-- Start Records provided --

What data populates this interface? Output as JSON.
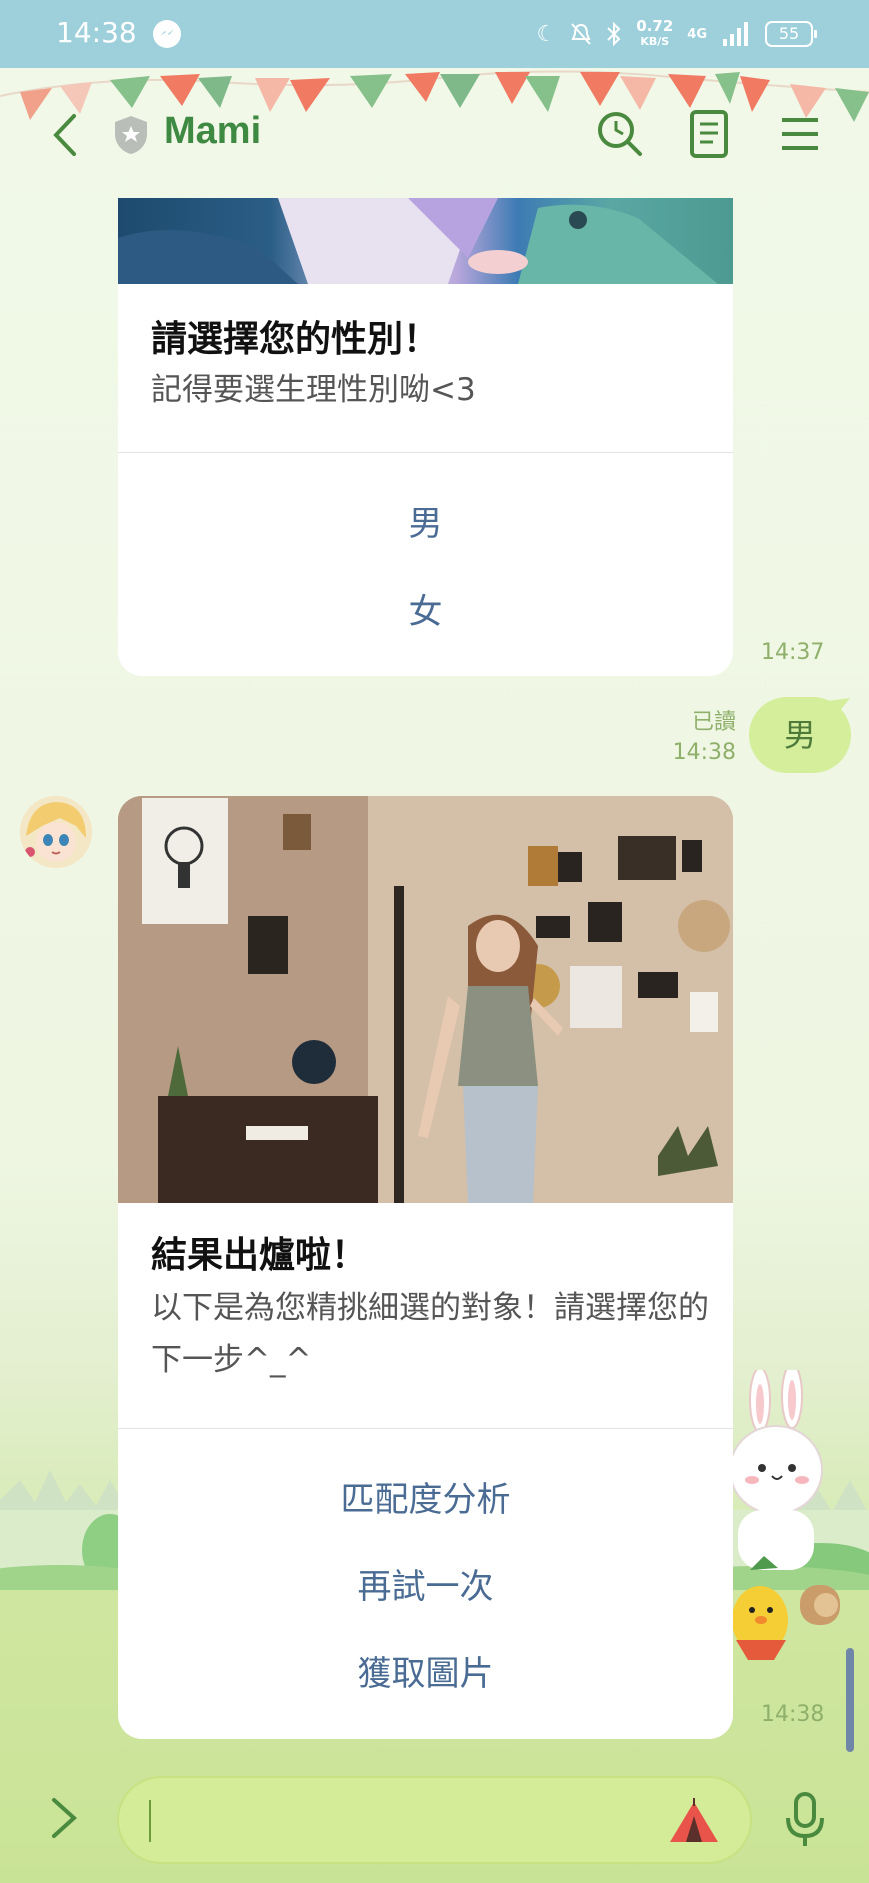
{
  "status_bar": {
    "time": "14:38",
    "speed_value": "0.72",
    "speed_unit": "KB/S",
    "network": "4G",
    "battery": "55"
  },
  "header": {
    "title": "Mami"
  },
  "messages": {
    "card1": {
      "title": "請選擇您的性別！",
      "subtitle": "記得要選生理性別呦<3",
      "actions": [
        "男",
        "女"
      ],
      "time": "14:37"
    },
    "my_reply": {
      "text": "男",
      "read_label": "已讀",
      "time": "14:38"
    },
    "card2": {
      "title": "結果出爐啦！",
      "subtitle": "以下是為您精挑細選的對象！請選擇您的下一步^_^",
      "actions": [
        "匹配度分析",
        "再試一次",
        "獲取圖片"
      ],
      "time": "14:38"
    }
  },
  "colors": {
    "status_bar": "#9ed0dc",
    "title_green": "#3f8a43",
    "action_blue": "#4a6b93",
    "bubble_green": "#d4ee9c"
  },
  "icons": {
    "back": "chevron-left-icon",
    "official": "shield-icon",
    "search": "search-clock-icon",
    "notes": "notes-icon",
    "menu": "hamburger-icon",
    "expand": "chevron-right-icon",
    "sticker": "tent-icon",
    "mic": "microphone-icon"
  }
}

-- End Records provided --

Problem to work on ->
Filter out every line that lacks the word "subtitle", and copy the rest.

The solution ->
      "subtitle": "記得要選生理性別呦<3",
      "subtitle": "以下是為您精挑細選的對象！請選擇您的下一步^_^",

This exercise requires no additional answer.